REQUIRED WORK: State the number of lines in the material below that have "turned" in them, without any other text.

Data records:
★ ★ ★ ★ ★

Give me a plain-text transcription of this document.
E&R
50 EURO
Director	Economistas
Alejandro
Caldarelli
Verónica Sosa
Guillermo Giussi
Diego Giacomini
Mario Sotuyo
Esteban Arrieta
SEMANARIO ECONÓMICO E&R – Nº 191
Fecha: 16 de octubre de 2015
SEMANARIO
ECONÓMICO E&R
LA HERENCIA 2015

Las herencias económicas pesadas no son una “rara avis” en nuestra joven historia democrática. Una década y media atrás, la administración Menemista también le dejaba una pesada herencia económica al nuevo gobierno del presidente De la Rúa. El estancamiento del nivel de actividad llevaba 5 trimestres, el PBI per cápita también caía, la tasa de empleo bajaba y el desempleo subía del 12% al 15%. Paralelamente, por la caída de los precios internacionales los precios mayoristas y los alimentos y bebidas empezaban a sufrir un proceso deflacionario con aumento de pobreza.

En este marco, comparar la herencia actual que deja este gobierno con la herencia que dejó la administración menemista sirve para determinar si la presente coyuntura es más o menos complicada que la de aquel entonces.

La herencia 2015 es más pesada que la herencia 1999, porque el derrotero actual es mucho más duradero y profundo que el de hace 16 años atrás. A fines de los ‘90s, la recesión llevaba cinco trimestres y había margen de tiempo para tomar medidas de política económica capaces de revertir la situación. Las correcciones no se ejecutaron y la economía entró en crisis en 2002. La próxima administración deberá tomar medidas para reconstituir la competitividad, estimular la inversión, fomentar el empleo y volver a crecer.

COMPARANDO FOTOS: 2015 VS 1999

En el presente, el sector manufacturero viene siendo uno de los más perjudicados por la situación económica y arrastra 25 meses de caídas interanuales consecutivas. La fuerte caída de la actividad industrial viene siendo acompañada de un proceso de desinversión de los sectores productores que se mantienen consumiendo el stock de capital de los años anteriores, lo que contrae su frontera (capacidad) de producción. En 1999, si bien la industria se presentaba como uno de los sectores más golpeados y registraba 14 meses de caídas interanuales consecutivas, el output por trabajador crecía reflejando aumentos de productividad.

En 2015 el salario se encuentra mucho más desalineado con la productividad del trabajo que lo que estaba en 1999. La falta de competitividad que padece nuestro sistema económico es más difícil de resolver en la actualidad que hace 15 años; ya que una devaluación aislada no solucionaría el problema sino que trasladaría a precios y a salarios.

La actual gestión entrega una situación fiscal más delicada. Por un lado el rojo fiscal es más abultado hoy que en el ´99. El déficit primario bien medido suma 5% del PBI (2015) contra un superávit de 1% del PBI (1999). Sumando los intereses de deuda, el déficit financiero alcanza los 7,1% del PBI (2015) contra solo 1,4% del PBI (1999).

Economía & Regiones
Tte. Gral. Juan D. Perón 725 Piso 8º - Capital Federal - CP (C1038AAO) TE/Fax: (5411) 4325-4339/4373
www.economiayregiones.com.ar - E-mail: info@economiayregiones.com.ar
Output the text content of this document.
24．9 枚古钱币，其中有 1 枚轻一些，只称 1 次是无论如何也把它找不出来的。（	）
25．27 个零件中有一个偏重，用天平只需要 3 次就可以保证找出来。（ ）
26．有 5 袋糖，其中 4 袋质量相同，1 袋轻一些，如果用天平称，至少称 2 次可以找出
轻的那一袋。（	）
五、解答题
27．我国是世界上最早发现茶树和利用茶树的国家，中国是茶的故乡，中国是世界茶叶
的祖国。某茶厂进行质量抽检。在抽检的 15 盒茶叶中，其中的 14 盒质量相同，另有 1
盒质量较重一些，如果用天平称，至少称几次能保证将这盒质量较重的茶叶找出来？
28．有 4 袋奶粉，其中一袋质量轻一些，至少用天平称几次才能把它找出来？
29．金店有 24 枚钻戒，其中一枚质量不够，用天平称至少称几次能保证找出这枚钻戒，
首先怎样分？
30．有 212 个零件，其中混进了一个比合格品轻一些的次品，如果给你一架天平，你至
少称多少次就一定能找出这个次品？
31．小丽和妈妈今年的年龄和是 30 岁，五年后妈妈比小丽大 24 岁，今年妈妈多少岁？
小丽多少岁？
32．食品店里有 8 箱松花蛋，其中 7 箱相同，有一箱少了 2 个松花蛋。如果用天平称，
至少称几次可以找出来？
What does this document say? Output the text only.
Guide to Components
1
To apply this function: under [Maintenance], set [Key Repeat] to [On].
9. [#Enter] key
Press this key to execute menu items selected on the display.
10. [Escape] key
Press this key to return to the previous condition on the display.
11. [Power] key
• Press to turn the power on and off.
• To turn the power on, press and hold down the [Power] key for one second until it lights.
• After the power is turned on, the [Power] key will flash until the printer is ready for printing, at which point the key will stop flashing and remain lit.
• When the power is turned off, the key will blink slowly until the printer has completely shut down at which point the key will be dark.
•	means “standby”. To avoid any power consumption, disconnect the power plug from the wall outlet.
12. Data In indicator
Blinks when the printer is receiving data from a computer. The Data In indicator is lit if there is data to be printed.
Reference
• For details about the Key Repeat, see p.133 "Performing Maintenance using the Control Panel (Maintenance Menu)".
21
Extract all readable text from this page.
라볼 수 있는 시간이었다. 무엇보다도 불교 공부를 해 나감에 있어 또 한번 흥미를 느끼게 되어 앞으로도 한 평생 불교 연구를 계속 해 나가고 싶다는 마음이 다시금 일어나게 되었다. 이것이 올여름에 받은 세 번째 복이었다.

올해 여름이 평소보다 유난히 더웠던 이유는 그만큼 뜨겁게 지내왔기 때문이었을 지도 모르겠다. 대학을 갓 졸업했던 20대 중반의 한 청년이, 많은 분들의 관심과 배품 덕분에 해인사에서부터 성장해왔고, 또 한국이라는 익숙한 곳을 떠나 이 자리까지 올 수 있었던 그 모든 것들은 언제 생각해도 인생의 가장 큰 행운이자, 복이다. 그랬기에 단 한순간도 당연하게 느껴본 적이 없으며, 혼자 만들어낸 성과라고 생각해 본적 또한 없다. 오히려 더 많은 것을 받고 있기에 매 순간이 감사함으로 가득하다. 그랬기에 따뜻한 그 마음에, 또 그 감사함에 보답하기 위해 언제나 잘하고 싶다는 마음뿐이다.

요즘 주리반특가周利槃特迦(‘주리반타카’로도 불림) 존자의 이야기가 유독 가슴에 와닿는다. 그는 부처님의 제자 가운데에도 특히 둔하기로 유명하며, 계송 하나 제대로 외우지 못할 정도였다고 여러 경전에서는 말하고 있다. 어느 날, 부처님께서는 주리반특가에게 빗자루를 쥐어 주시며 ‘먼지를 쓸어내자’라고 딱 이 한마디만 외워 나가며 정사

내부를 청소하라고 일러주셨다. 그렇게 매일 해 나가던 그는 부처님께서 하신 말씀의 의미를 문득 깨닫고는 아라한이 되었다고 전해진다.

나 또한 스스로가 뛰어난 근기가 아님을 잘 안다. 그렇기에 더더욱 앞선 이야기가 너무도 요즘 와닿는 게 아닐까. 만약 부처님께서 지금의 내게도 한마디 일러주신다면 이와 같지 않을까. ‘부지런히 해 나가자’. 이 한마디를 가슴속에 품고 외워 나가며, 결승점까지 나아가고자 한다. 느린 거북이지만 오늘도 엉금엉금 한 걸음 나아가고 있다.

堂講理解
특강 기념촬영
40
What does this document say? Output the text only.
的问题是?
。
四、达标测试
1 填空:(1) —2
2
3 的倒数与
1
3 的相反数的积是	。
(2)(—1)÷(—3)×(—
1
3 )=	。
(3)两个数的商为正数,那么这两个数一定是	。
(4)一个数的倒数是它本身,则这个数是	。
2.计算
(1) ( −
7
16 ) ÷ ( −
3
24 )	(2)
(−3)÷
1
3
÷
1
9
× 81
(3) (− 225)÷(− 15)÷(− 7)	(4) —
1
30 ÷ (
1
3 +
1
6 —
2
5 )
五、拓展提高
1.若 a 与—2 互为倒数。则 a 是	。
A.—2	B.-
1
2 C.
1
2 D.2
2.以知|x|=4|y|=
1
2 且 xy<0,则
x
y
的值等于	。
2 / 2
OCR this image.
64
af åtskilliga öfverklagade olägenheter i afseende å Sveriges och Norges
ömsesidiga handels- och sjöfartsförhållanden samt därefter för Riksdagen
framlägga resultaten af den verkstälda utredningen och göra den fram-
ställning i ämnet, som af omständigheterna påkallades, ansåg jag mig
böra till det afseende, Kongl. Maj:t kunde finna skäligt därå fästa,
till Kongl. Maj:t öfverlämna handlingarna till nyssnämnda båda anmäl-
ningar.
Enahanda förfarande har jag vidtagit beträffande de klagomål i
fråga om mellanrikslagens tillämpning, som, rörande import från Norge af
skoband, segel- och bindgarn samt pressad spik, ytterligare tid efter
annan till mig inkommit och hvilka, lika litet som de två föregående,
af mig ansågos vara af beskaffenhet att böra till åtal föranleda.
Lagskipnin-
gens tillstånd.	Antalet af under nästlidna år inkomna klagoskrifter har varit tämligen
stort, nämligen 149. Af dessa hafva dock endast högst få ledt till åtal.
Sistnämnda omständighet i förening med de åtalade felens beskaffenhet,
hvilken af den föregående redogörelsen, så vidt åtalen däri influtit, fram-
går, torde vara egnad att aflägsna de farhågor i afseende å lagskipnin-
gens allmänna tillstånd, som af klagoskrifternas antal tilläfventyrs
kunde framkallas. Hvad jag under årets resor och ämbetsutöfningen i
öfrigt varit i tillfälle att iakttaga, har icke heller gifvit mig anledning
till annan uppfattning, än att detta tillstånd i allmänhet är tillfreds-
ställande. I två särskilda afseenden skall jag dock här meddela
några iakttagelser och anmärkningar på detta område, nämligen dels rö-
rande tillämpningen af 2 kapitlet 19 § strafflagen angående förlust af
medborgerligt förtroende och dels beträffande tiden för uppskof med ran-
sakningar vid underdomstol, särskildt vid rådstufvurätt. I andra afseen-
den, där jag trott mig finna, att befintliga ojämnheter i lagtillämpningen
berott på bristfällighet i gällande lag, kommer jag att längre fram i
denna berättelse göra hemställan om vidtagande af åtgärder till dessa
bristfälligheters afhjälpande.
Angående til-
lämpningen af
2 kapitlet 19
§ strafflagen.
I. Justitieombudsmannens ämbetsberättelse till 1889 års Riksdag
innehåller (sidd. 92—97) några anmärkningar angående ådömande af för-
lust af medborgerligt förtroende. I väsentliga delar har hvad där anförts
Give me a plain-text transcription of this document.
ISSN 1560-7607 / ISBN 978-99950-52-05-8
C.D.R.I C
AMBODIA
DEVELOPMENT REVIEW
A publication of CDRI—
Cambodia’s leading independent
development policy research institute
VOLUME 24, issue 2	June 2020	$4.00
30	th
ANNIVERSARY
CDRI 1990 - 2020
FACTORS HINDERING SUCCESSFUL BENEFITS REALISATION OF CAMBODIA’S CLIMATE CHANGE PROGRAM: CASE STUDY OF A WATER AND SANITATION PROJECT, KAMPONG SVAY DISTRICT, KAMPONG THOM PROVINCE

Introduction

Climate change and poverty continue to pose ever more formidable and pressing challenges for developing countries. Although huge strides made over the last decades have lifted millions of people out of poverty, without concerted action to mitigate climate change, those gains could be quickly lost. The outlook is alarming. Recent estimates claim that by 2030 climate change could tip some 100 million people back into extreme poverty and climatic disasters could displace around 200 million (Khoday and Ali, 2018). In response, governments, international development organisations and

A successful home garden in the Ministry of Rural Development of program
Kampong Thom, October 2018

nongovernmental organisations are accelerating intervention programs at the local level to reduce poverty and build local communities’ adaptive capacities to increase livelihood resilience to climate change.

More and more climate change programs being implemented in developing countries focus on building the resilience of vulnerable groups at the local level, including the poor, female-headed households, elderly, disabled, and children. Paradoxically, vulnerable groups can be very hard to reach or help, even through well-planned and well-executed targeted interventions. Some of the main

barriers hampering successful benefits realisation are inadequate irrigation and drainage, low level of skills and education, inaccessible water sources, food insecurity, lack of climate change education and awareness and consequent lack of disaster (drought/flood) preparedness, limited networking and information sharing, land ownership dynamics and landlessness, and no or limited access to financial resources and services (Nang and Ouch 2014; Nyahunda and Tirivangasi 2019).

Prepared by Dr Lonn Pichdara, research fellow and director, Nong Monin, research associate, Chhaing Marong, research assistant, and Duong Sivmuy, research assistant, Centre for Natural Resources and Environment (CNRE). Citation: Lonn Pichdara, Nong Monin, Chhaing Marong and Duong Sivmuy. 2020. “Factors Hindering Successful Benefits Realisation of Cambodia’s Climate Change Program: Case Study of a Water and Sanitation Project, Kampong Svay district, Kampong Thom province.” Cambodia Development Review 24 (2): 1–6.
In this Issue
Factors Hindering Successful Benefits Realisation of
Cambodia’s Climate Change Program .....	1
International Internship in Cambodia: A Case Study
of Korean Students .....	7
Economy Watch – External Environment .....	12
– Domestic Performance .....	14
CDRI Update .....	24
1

★ ★ ★ ★ ★

IN RESPONSE: 2